*Your task*: Copy every entry word for word. Skip the pictures.

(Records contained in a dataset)
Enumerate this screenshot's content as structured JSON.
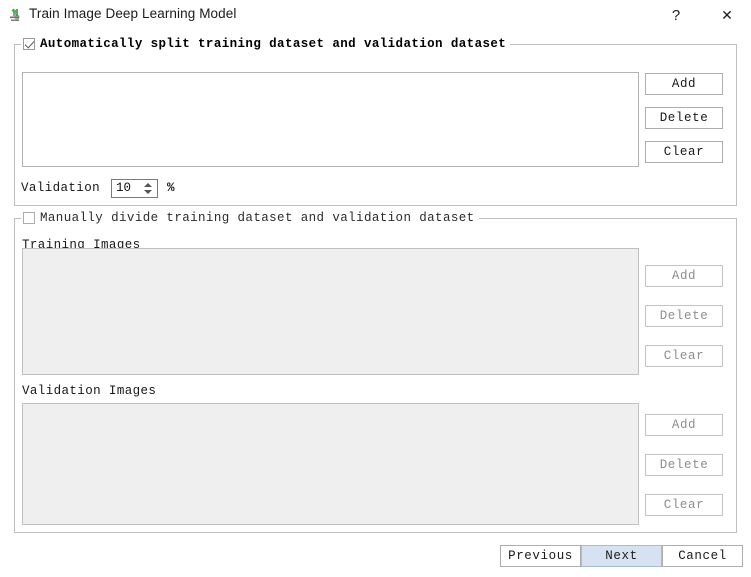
{
  "window": {
    "title": "Train Image Deep Learning Model",
    "icon": "app-microscope-icon",
    "help_label": "?",
    "close_label": "✕"
  },
  "auto_section": {
    "checkbox_label": "Automatically split training dataset and validation dataset",
    "checked": true,
    "enabled": true,
    "list_items": [],
    "buttons": {
      "add": "Add",
      "delete": "Delete",
      "clear": "Clear"
    },
    "validation": {
      "label": "Validation",
      "value": "10",
      "unit": "%"
    }
  },
  "manual_section": {
    "checkbox_label": "Manually divide training dataset and validation dataset",
    "checked": false,
    "enabled": false,
    "training": {
      "label": "Training Images",
      "list_items": [],
      "buttons": {
        "add": "Add",
        "delete": "Delete",
        "clear": "Clear"
      }
    },
    "validation": {
      "label": "Validation Images",
      "list_items": [],
      "buttons": {
        "add": "Add",
        "delete": "Delete",
        "clear": "Clear"
      }
    }
  },
  "footer": {
    "previous": "Previous",
    "next": "Next",
    "cancel": "Cancel",
    "default_button": "Next"
  },
  "colors": {
    "default_button_fill": "#d6e2f2",
    "default_button_border": "#a6bdda",
    "disabled_field_fill": "#efefef",
    "border": "#bfbfbf",
    "disabled_text": "#8e8e8e"
  }
}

*Response for this exercise*:
Enumerate this screenshot's content as structured JSON.
{
  "window": {
    "title": "Train Image Deep Learning Model",
    "icon": "app-microscope-icon",
    "help_label": "?",
    "close_label": "✕"
  },
  "auto_section": {
    "checkbox_label": "Automatically split training dataset and validation dataset",
    "checked": true,
    "enabled": true,
    "list_items": [],
    "buttons": {
      "add": "Add",
      "delete": "Delete",
      "clear": "Clear"
    },
    "validation": {
      "label": "Validation",
      "value": "10",
      "unit": "%"
    }
  },
  "manual_section": {
    "checkbox_label": "Manually divide training dataset and validation dataset",
    "checked": false,
    "enabled": false,
    "training": {
      "label": "Training Images",
      "list_items": [],
      "buttons": {
        "add": "Add",
        "delete": "Delete",
        "clear": "Clear"
      }
    },
    "validation": {
      "label": "Validation Images",
      "list_items": [],
      "buttons": {
        "add": "Add",
        "delete": "Delete",
        "clear": "Clear"
      }
    }
  },
  "footer": {
    "previous": "Previous",
    "next": "Next",
    "cancel": "Cancel",
    "default_button": "Next"
  },
  "colors": {
    "default_button_fill": "#d6e2f2",
    "default_button_border": "#a6bdda",
    "disabled_field_fill": "#efefef",
    "border": "#bfbfbf",
    "disabled_text": "#8e8e8e"
  }
}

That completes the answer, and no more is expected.